- _WHAT THIS TASK INVOLVES_: Your task is to give the listing below back word for word, pictures excluded.

** begin DATA FOR THE TASK **

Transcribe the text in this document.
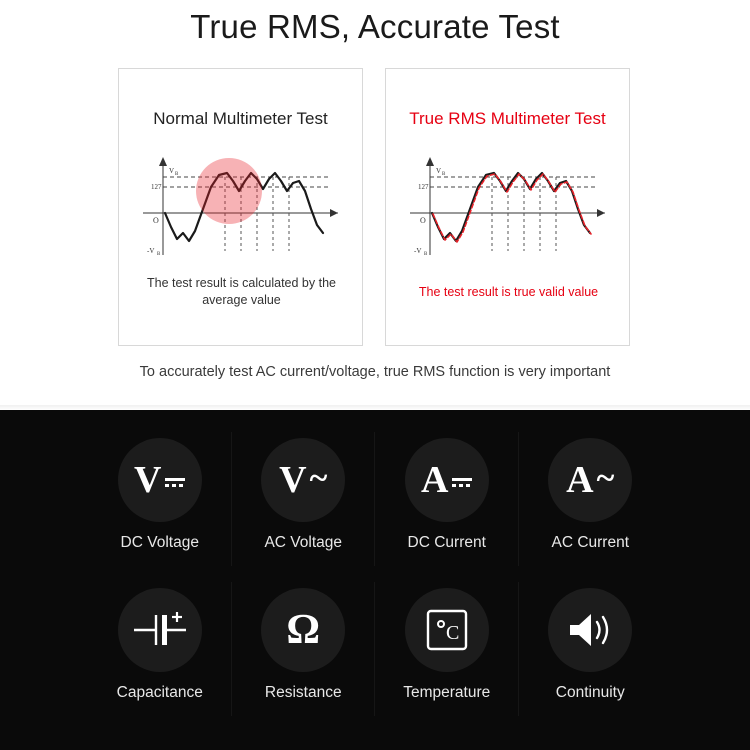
True RMS, Accurate Test
Normal Multimeter Test
V B
127
O
-V B
The test result is calculated by the average value
True RMS Multimeter Test
V B
127
O
-V B
The test result is true valid value
To accurately test AC current/voltage, true RMS function is very important
V
DC Voltage
V ~
AC Voltage
A
DC Current
A ~
AC Current
Capacitance
Ω
Resistance
C
Temperature	Continuity
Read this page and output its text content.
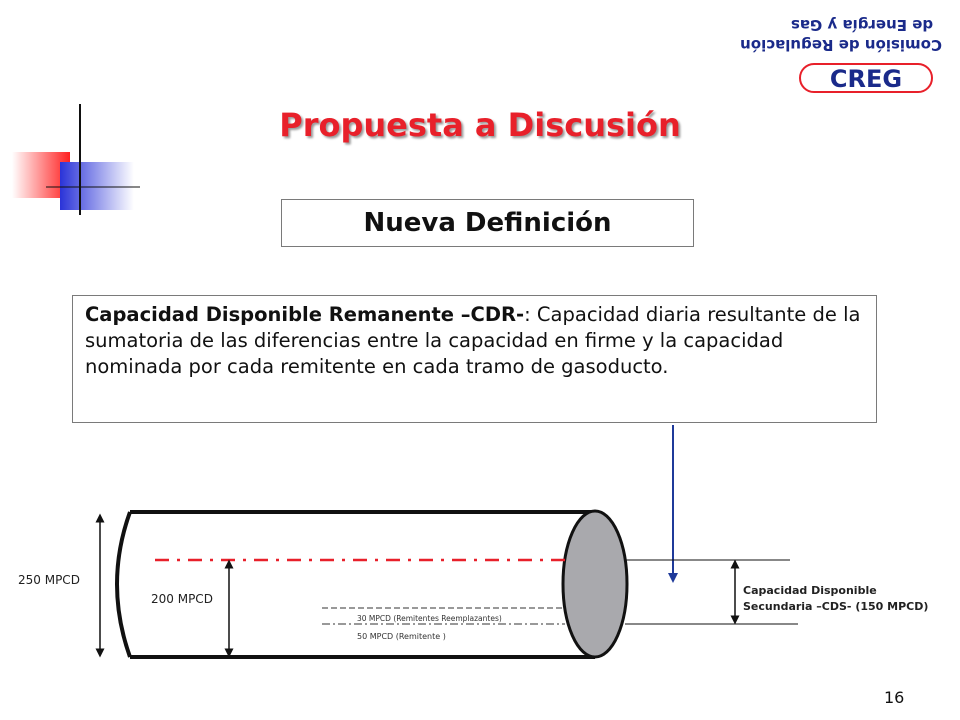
de Energía y Gas
Comisión de Regulación
CREG
Propuesta a Discusión
Nueva Definición
Capacidad Disponible Remanente –CDR-: Capacidad diaria resultante de la sumatoria de las diferencias entre la capacidad en firme y la capacidad nominada por cada remitente en cada tramo de gasoducto.
250 MPCD
200 MPCD
30 MPCD (Remitentes Reemplazantes)
50 MPCD (Remitente )
Capacidad Disponible
Secundaria –CDS- (150 MPCD)
16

** end DATA FOR THE TASK **

- _WRITTEN SOLUTION_:
Transcribe the text in this document.
True RMS, Accurate Test
Normal Multimeter Test
V B
127
O
-V B
The test result is calculated by the average value
True RMS Multimeter Test
V B
127
O
-V B
The test result is true valid value
To accurately test AC current/voltage, true RMS function is very important
V
DC Voltage
V ~
AC Voltage
A
DC Current
A ~
AC Current
Capacitance
Ω
Resistance
C
Temperature	Continuity
Read this page and output its text content.
de Energía y Gas
Comisión de Regulación
CREG
Propuesta a Discusión
Nueva Definición
Capacidad Disponible Remanente –CDR-: Capacidad diaria resultante de la sumatoria de las diferencias entre la capacidad en firme y la capacidad nominada por cada remitente en cada tramo de gasoducto.
250 MPCD
200 MPCD
30 MPCD (Remitentes Reemplazantes)
50 MPCD (Remitente )
Capacidad Disponible
Secundaria –CDS- (150 MPCD)
16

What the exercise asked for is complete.